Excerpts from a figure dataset

%%

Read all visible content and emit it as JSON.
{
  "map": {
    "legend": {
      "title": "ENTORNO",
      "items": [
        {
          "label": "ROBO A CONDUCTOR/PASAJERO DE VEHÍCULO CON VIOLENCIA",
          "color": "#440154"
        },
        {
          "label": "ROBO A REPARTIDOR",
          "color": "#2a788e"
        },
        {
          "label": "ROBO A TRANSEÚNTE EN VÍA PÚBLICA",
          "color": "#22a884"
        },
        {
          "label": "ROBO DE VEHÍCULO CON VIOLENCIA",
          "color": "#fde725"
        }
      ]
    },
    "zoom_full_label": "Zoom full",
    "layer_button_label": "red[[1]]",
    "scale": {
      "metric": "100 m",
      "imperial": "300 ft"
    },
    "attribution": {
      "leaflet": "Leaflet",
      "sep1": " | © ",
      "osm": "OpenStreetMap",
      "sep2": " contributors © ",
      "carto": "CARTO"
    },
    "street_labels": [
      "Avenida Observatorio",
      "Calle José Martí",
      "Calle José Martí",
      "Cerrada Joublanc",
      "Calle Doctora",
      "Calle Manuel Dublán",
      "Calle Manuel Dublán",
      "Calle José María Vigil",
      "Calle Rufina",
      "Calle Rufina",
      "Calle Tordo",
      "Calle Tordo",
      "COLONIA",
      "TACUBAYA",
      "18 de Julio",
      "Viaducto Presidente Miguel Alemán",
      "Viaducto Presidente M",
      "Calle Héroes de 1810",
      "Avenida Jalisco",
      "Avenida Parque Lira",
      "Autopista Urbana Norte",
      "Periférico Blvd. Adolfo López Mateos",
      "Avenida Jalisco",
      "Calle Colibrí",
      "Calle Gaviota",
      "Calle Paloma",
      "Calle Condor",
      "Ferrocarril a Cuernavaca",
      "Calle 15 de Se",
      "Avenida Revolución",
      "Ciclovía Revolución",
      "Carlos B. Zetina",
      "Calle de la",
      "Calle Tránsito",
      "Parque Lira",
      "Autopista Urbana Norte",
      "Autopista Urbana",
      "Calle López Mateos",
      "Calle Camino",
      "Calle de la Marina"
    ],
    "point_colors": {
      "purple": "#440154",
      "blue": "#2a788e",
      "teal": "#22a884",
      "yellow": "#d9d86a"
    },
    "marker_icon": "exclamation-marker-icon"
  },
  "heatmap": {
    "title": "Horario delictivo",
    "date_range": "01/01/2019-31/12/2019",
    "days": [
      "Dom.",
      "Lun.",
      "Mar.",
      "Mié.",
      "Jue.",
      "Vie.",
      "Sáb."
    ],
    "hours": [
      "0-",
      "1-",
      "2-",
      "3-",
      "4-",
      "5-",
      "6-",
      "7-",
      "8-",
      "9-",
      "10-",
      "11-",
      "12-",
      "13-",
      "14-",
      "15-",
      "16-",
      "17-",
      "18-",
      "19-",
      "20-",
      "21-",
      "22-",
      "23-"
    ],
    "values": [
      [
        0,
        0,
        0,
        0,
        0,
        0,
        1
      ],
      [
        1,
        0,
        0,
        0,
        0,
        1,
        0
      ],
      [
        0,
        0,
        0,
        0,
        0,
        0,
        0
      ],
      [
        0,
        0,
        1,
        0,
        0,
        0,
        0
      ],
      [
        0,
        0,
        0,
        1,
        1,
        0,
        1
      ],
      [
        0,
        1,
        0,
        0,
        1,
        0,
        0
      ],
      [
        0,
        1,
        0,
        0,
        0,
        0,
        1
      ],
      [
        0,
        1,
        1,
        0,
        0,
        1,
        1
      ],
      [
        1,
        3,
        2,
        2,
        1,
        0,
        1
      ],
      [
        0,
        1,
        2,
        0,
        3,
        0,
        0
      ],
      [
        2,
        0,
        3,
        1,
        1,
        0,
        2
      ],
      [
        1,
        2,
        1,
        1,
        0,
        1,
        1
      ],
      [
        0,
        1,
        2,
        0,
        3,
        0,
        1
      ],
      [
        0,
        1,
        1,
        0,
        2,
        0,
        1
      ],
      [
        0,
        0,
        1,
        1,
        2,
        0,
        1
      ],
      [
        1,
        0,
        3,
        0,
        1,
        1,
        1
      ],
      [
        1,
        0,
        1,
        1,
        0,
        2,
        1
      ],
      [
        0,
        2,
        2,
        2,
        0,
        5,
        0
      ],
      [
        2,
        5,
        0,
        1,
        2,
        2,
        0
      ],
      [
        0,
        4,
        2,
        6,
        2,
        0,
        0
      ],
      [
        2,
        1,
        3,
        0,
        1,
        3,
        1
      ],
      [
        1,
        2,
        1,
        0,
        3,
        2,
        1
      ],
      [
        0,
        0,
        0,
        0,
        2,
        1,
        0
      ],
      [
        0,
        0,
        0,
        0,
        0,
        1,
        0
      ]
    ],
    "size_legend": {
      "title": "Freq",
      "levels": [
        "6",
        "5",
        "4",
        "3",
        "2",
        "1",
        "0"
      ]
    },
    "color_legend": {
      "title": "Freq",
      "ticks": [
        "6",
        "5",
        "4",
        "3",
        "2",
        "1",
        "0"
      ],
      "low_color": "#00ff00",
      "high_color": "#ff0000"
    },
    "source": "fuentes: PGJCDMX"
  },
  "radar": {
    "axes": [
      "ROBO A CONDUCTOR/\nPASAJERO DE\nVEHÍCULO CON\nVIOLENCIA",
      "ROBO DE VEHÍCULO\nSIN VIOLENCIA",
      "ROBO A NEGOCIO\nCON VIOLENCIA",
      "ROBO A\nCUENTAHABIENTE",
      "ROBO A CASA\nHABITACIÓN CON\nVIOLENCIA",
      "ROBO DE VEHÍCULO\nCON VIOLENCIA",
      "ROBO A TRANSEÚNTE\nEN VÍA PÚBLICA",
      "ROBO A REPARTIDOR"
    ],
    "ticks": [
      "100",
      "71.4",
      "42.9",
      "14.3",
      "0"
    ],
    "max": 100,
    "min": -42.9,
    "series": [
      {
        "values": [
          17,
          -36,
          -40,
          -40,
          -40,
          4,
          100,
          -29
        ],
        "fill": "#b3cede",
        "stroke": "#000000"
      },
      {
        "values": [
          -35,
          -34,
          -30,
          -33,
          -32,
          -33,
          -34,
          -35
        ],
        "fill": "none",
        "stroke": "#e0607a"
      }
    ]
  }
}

%%

* _GOAL OF THE EXERCISE_
Check each line of the records for the word "Viaducto" and extract those that contain it.

* _PROBLEM SOLUTION_
      "Viaducto Presidente Miguel Alemán",
      "Viaducto Presidente M",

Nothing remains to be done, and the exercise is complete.